Your instructions.
Go through the records and filter out every line lacking the word "choice"; copy the lines that remain.

[[ Source information, beginning ]]

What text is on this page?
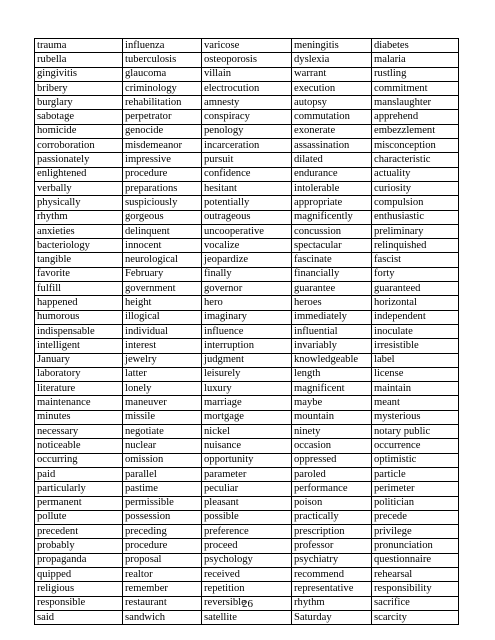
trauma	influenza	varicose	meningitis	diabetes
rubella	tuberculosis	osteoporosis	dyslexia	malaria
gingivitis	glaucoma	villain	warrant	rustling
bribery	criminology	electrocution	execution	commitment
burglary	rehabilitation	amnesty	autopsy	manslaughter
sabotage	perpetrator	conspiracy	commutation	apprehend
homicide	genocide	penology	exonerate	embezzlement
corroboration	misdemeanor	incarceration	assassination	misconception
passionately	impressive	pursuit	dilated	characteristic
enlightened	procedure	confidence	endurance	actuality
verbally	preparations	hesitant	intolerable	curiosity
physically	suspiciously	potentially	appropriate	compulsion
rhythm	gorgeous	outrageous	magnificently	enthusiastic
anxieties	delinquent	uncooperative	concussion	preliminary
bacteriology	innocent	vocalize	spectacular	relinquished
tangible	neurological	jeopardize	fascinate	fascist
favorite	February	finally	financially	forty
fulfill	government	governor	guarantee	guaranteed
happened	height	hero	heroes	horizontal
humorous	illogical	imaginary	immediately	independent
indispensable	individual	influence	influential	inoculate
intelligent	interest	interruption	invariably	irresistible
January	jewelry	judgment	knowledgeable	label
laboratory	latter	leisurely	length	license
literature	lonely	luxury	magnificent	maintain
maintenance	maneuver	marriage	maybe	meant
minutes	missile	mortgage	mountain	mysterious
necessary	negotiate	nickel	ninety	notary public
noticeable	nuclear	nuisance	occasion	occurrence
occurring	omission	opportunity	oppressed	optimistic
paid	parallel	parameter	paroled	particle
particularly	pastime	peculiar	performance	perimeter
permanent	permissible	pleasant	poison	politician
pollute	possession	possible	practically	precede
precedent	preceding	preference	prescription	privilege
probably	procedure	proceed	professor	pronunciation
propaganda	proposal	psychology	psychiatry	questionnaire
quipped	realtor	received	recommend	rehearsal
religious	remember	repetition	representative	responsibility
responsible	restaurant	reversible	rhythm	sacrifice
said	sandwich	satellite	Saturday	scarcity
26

[[ Source information, end ]]
[[ Source information, beginning ]]

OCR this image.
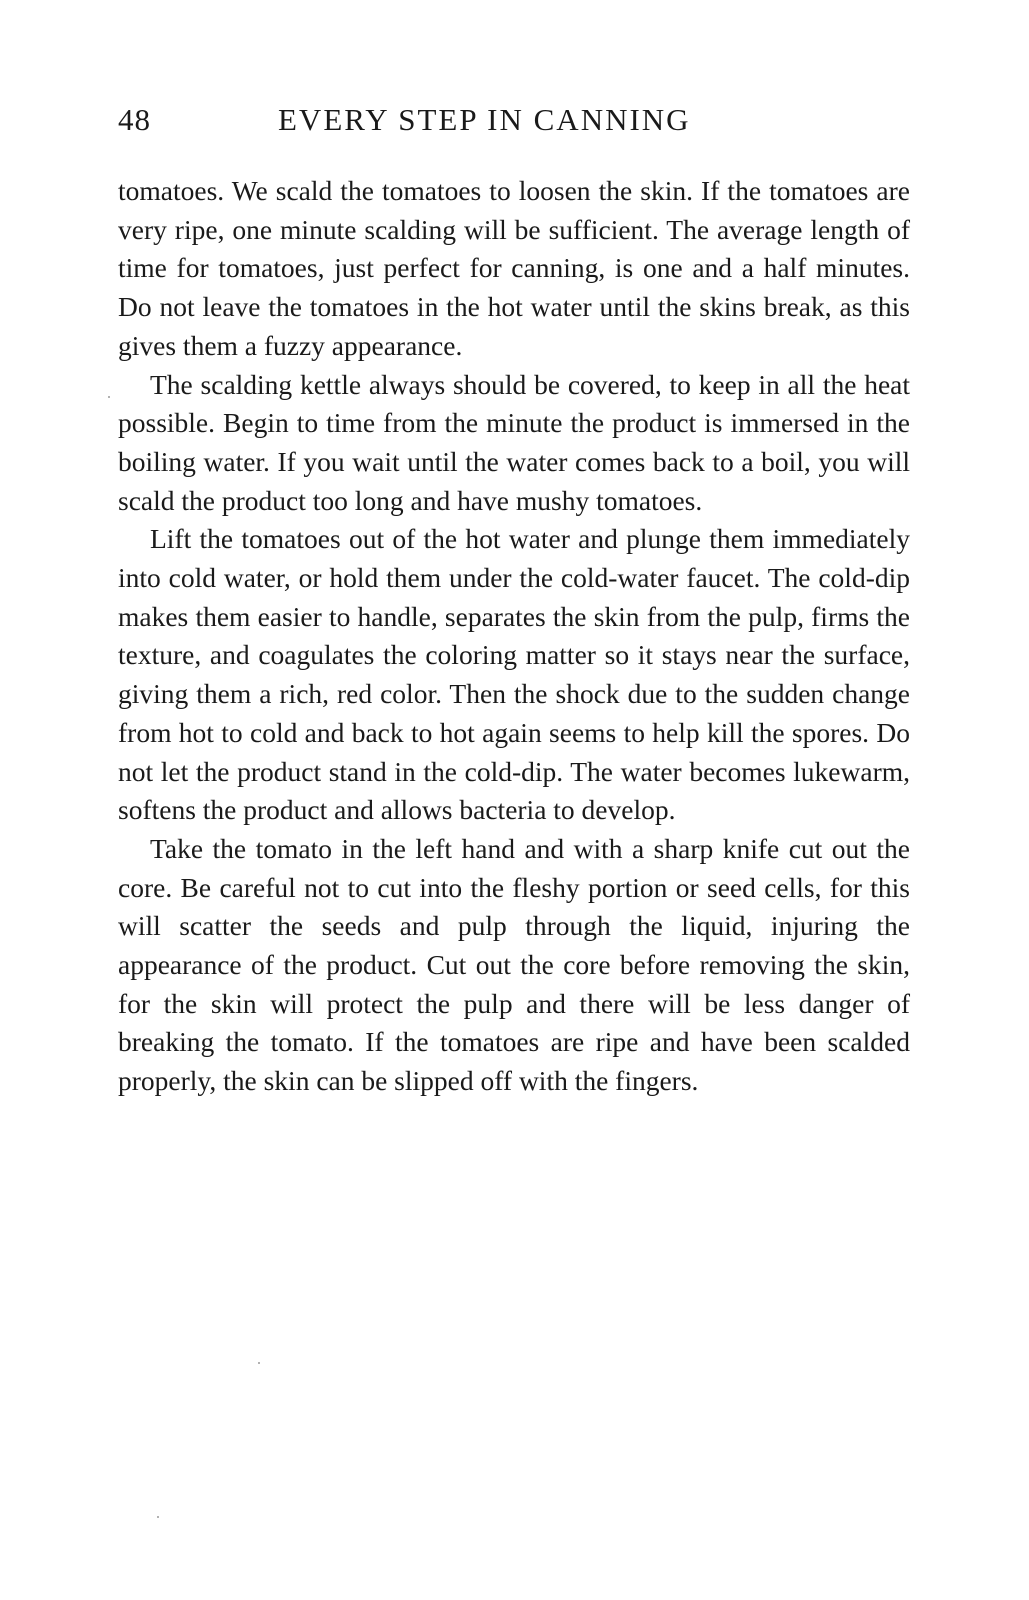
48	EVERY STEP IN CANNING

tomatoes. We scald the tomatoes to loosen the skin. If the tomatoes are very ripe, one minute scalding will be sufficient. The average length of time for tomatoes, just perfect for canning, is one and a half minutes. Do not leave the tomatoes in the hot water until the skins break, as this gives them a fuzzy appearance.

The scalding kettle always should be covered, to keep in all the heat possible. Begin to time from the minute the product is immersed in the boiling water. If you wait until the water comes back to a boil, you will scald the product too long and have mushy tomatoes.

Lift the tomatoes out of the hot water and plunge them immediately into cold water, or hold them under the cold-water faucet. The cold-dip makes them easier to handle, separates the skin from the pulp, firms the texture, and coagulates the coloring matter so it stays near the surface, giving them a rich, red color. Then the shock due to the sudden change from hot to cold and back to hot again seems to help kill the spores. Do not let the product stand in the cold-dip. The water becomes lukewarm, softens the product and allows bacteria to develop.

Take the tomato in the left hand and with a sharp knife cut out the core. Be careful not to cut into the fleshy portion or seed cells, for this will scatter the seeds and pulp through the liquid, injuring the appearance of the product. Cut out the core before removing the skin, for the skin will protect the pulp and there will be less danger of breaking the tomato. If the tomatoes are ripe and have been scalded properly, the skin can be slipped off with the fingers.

[[ Source information, end ]]
[[ Source information, beginning ]]

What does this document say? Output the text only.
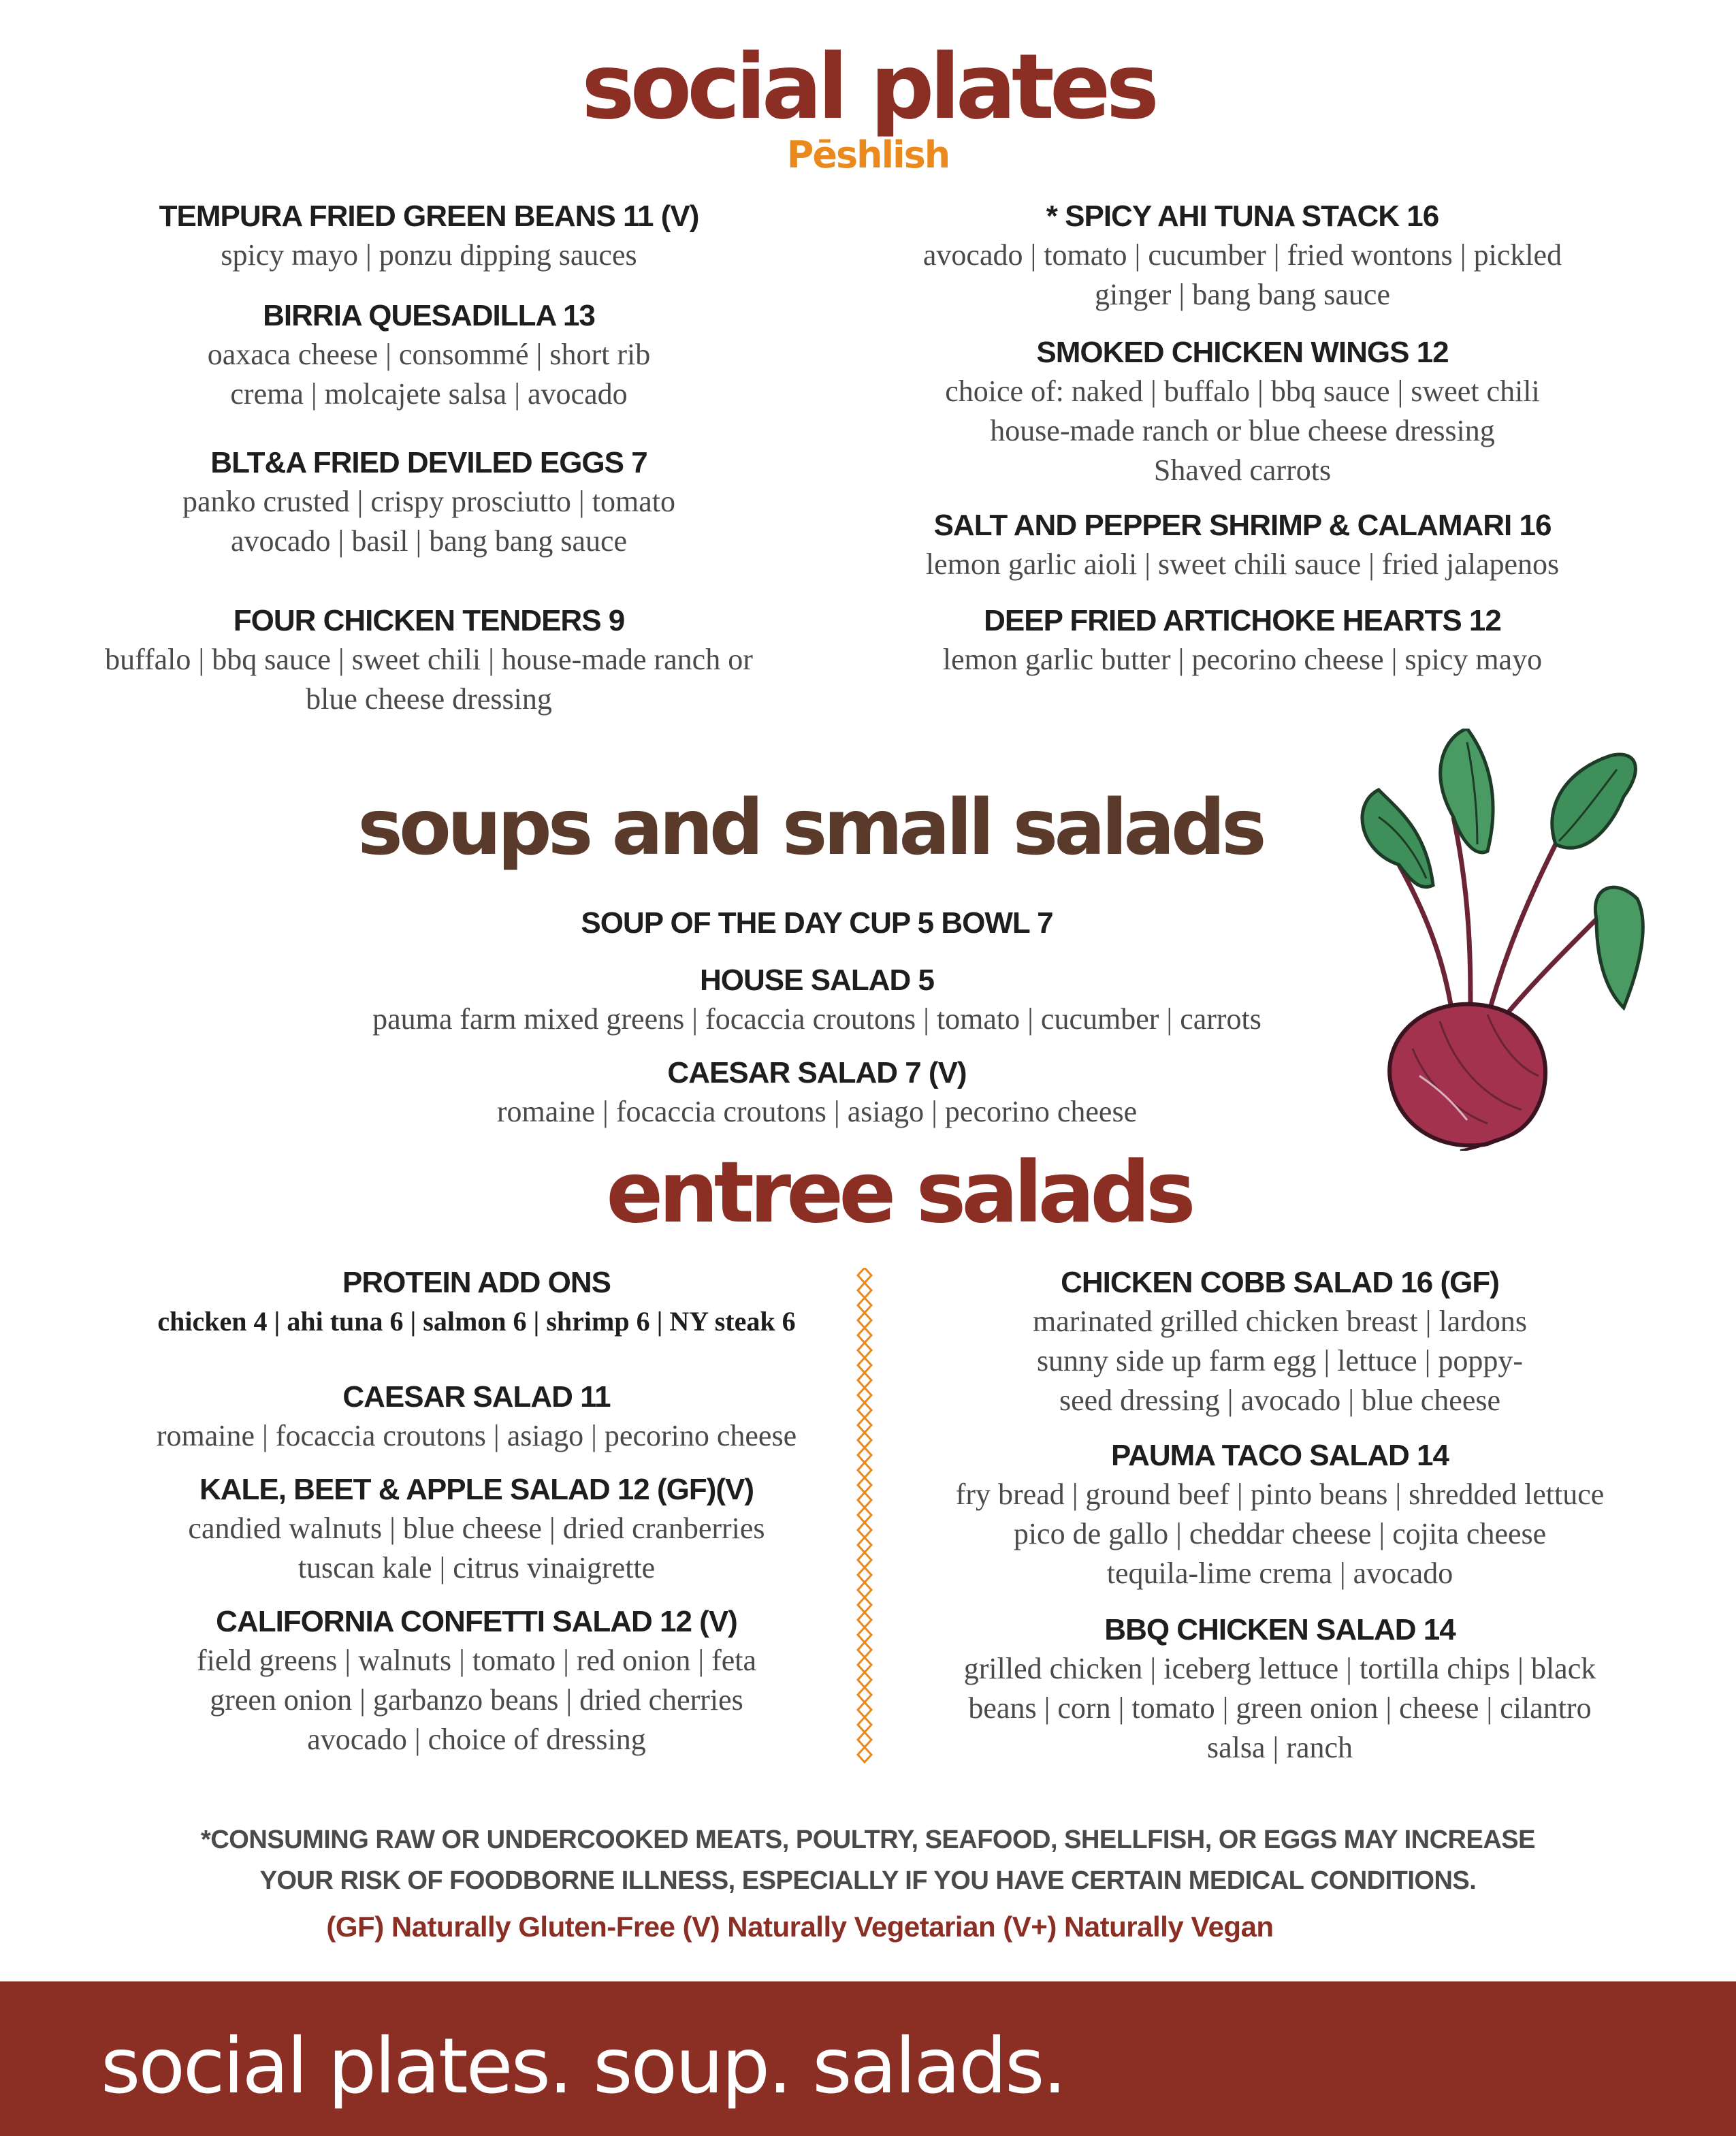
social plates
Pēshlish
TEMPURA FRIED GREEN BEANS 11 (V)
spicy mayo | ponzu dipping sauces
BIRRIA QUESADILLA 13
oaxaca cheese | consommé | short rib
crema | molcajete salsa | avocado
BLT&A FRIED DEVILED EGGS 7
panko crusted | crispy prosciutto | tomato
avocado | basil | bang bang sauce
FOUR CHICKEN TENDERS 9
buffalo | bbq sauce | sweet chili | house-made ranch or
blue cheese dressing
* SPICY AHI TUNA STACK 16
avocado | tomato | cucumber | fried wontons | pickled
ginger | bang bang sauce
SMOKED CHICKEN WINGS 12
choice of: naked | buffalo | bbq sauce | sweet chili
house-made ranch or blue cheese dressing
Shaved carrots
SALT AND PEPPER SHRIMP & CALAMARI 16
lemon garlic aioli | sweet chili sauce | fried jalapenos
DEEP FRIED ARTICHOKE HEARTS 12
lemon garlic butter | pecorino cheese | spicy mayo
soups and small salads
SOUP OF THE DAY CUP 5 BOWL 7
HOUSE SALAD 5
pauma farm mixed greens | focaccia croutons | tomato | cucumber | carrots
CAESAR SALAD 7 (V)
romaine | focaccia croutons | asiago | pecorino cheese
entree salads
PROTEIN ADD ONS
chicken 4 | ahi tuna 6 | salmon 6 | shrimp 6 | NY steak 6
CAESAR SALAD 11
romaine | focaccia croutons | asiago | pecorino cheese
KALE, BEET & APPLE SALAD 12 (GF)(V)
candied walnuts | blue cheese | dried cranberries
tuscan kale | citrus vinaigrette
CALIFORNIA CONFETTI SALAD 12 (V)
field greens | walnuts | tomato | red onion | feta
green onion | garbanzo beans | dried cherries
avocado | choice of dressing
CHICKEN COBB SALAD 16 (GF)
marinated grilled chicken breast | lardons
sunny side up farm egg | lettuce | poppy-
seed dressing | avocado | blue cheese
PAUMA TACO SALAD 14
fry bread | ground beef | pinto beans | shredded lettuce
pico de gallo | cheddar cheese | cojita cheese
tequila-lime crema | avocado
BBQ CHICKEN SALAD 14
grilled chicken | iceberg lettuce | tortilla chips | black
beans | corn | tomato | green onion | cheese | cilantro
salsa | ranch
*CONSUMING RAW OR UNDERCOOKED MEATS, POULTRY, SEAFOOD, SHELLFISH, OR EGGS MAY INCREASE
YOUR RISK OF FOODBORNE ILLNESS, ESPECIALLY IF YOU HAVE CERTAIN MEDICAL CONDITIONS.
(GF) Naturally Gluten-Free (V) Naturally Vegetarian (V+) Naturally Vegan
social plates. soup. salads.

[[ Source information, end ]]

Result of this exercise.
choice of: naked | buffalo | bbq sauce | sweet chili
avocado | choice of dressing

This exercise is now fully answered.